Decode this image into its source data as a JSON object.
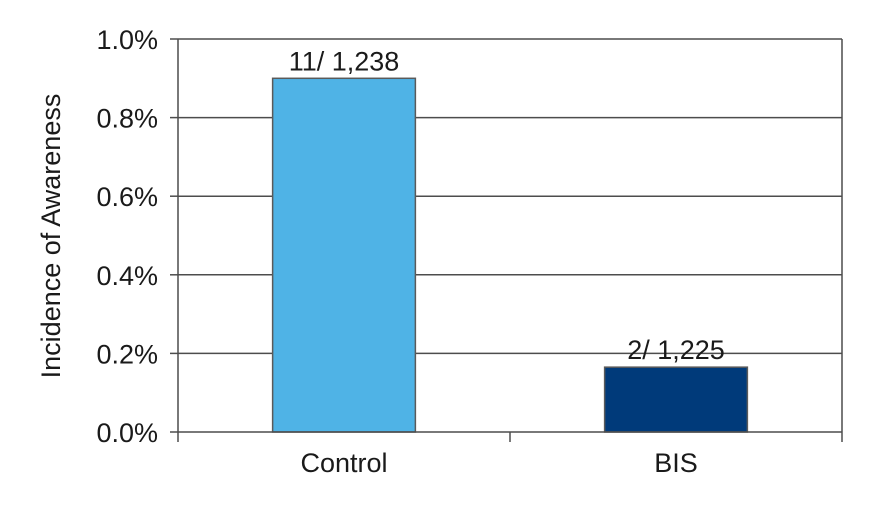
{
  "chart_data": {
    "type": "bar",
    "title": "",
    "xlabel": "",
    "ylabel": "Incidence of Awareness",
    "ylim": [
      0,
      1.0
    ],
    "yticks": [
      0.0,
      0.2,
      0.4,
      0.6,
      0.8,
      1.0
    ],
    "ytick_labels": [
      "0.0%",
      "0.2%",
      "0.4%",
      "0.6%",
      "0.8%",
      "1.0%"
    ],
    "categories": [
      "Control",
      "BIS"
    ],
    "values": [
      0.9,
      0.165
    ],
    "value_unit": "%",
    "data_labels": [
      "11/ 1,238",
      "2/ 1,225"
    ],
    "bar_colors": [
      "#4fb3e6",
      "#003a7a"
    ],
    "grid": true,
    "legend": "none"
  }
}
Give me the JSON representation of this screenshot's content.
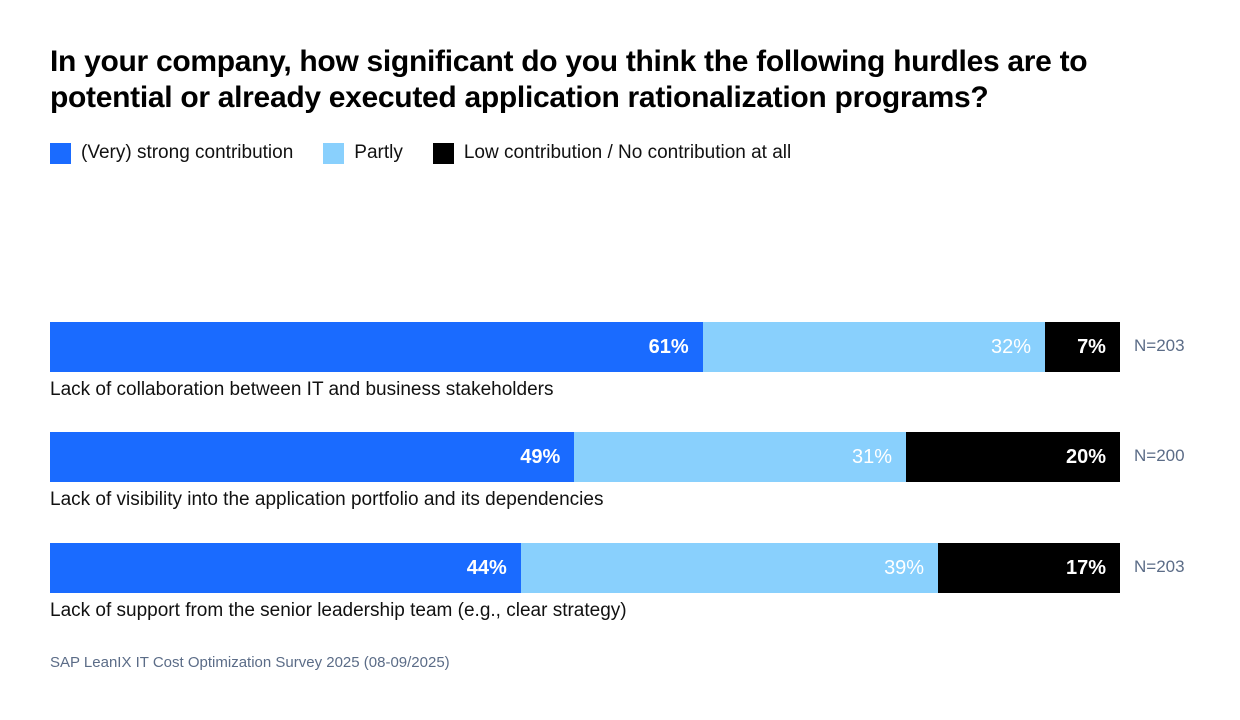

----------

## Written instruction
Omit the pictures. Transcribe every record exactly.

## Result
Decode this image into its source data as a JSON object.
{
  "chart_data": {
    "type": "bar",
    "title": "",
    "xlabel": "",
    "ylabel": "Incidence of Awareness",
    "ylim": [
      0,
      1.0
    ],
    "yticks": [
      0.0,
      0.2,
      0.4,
      0.6,
      0.8,
      1.0
    ],
    "ytick_labels": [
      "0.0%",
      "0.2%",
      "0.4%",
      "0.6%",
      "0.8%",
      "1.0%"
    ],
    "categories": [
      "Control",
      "BIS"
    ],
    "values": [
      0.9,
      0.165
    ],
    "value_unit": "%",
    "data_labels": [
      "11/ 1,238",
      "2/ 1,225"
    ],
    "bar_colors": [
      "#4fb3e6",
      "#003a7a"
    ],
    "grid": true,
    "legend": "none"
  }
}
Give me the JSON representation of this screenshot's content.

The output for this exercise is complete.